[Stored data]

-- BEGIN --

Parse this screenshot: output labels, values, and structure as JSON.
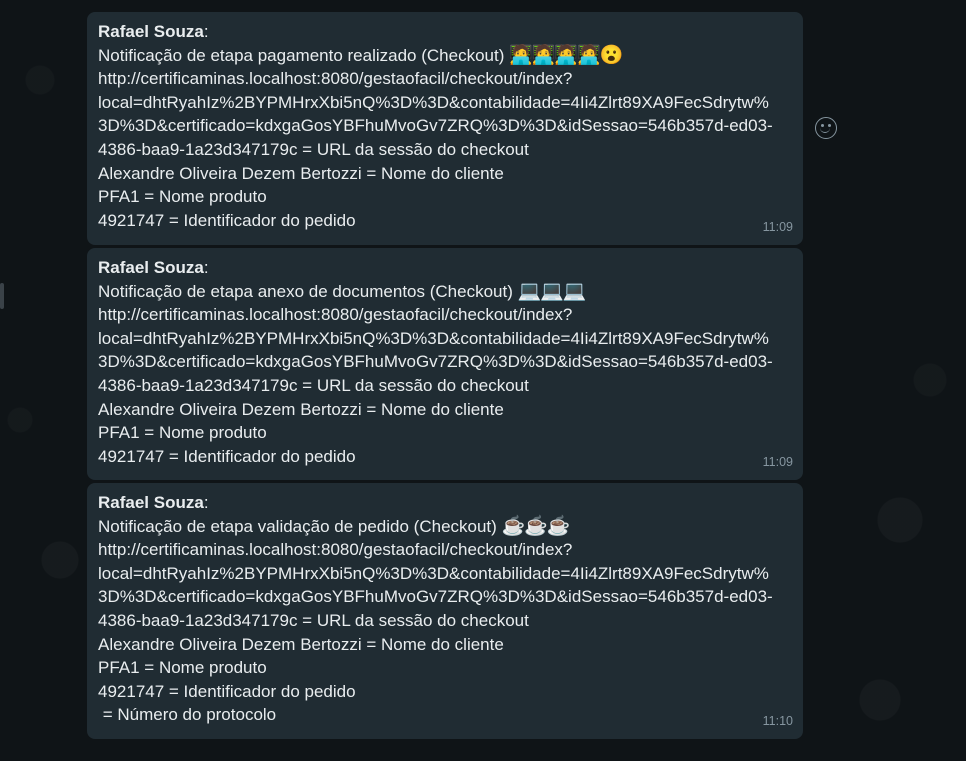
{
  "messages": [
    {
      "sender": "Rafael Souza",
      "sender_suffix": ":",
      "title": "Notificação de etapa pagamento realizado (Checkout) ",
      "emojis": "🧑‍💻🧑‍💻🧑‍💻🧑‍💻😮",
      "url_lines": [
        "http://certificaminas.localhost:8080/gestaofacil/checkout/index?",
        "local=dhtRyahIz%2BYPMHrxXbi5nQ%3D%3D&contabilidade=4Ii4Zlrt89XA9FecSdrytw%",
        "3D%3D&certificado=kdxgaGosYBFhuMvoGv7ZRQ%3D%3D&idSessao=546b357d-ed03-",
        "4386-baa9-1a23d347179c = URL da sessão do checkout"
      ],
      "details": [
        "Alexandre Oliveira Dezem Bertozzi = Nome do cliente",
        "PFA1 = Nome produto",
        "4921747 = Identificador do pedido"
      ],
      "time": "11:09"
    },
    {
      "sender": "Rafael Souza",
      "sender_suffix": ":",
      "title": "Notificação de etapa anexo de documentos (Checkout) ",
      "emojis": "💻💻💻",
      "url_lines": [
        "http://certificaminas.localhost:8080/gestaofacil/checkout/index?",
        "local=dhtRyahIz%2BYPMHrxXbi5nQ%3D%3D&contabilidade=4Ii4Zlrt89XA9FecSdrytw%",
        "3D%3D&certificado=kdxgaGosYBFhuMvoGv7ZRQ%3D%3D&idSessao=546b357d-ed03-",
        "4386-baa9-1a23d347179c = URL da sessão do checkout"
      ],
      "details": [
        "Alexandre Oliveira Dezem Bertozzi = Nome do cliente",
        "PFA1 = Nome produto",
        "4921747 = Identificador do pedido"
      ],
      "time": "11:09"
    },
    {
      "sender": "Rafael Souza",
      "sender_suffix": ":",
      "title": "Notificação de etapa validação de pedido (Checkout) ",
      "emojis": "☕☕☕",
      "url_lines": [
        "http://certificaminas.localhost:8080/gestaofacil/checkout/index?",
        "local=dhtRyahIz%2BYPMHrxXbi5nQ%3D%3D&contabilidade=4Ii4Zlrt89XA9FecSdrytw%",
        "3D%3D&certificado=kdxgaGosYBFhuMvoGv7ZRQ%3D%3D&idSessao=546b357d-ed03-",
        "4386-baa9-1a23d347179c = URL da sessão do checkout"
      ],
      "details": [
        "Alexandre Oliveira Dezem Bertozzi = Nome do cliente",
        "PFA1 = Nome produto",
        "4921747 = Identificador do pedido",
        " = Número do protocolo"
      ],
      "time": "11:10"
    }
  ],
  "reaction_icon": "smiley-icon",
  "colors": {
    "bubble": "#202c33",
    "text": "#e9edef",
    "meta": "#8696a0"
  }
}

-- END --

**Task objective**
Skipping the pictures, transcribe each line above exactly as it appears.

**Answer for the task**
Parse this screenshot: output labels, values, and structure as JSON.
{
  "messages": [
    {
      "sender": "Rafael Souza",
      "sender_suffix": ":",
      "title": "Notificação de etapa pagamento realizado (Checkout) ",
      "emojis": "🧑‍💻🧑‍💻🧑‍💻🧑‍💻😮",
      "url_lines": [
        "http://certificaminas.localhost:8080/gestaofacil/checkout/index?",
        "local=dhtRyahIz%2BYPMHrxXbi5nQ%3D%3D&contabilidade=4Ii4Zlrt89XA9FecSdrytw%",
        "3D%3D&certificado=kdxgaGosYBFhuMvoGv7ZRQ%3D%3D&idSessao=546b357d-ed03-",
        "4386-baa9-1a23d347179c = URL da sessão do checkout"
      ],
      "details": [
        "Alexandre Oliveira Dezem Bertozzi = Nome do cliente",
        "PFA1 = Nome produto",
        "4921747 = Identificador do pedido"
      ],
      "time": "11:09"
    },
    {
      "sender": "Rafael Souza",
      "sender_suffix": ":",
      "title": "Notificação de etapa anexo de documentos (Checkout) ",
      "emojis": "💻💻💻",
      "url_lines": [
        "http://certificaminas.localhost:8080/gestaofacil/checkout/index?",
        "local=dhtRyahIz%2BYPMHrxXbi5nQ%3D%3D&contabilidade=4Ii4Zlrt89XA9FecSdrytw%",
        "3D%3D&certificado=kdxgaGosYBFhuMvoGv7ZRQ%3D%3D&idSessao=546b357d-ed03-",
        "4386-baa9-1a23d347179c = URL da sessão do checkout"
      ],
      "details": [
        "Alexandre Oliveira Dezem Bertozzi = Nome do cliente",
        "PFA1 = Nome produto",
        "4921747 = Identificador do pedido"
      ],
      "time": "11:09"
    },
    {
      "sender": "Rafael Souza",
      "sender_suffix": ":",
      "title": "Notificação de etapa validação de pedido (Checkout) ",
      "emojis": "☕☕☕",
      "url_lines": [
        "http://certificaminas.localhost:8080/gestaofacil/checkout/index?",
        "local=dhtRyahIz%2BYPMHrxXbi5nQ%3D%3D&contabilidade=4Ii4Zlrt89XA9FecSdrytw%",
        "3D%3D&certificado=kdxgaGosYBFhuMvoGv7ZRQ%3D%3D&idSessao=546b357d-ed03-",
        "4386-baa9-1a23d347179c = URL da sessão do checkout"
      ],
      "details": [
        "Alexandre Oliveira Dezem Bertozzi = Nome do cliente",
        "PFA1 = Nome produto",
        "4921747 = Identificador do pedido",
        " = Número do protocolo"
      ],
      "time": "11:10"
    }
  ],
  "reaction_icon": "smiley-icon",
  "colors": {
    "bubble": "#202c33",
    "text": "#e9edef",
    "meta": "#8696a0"
  }
}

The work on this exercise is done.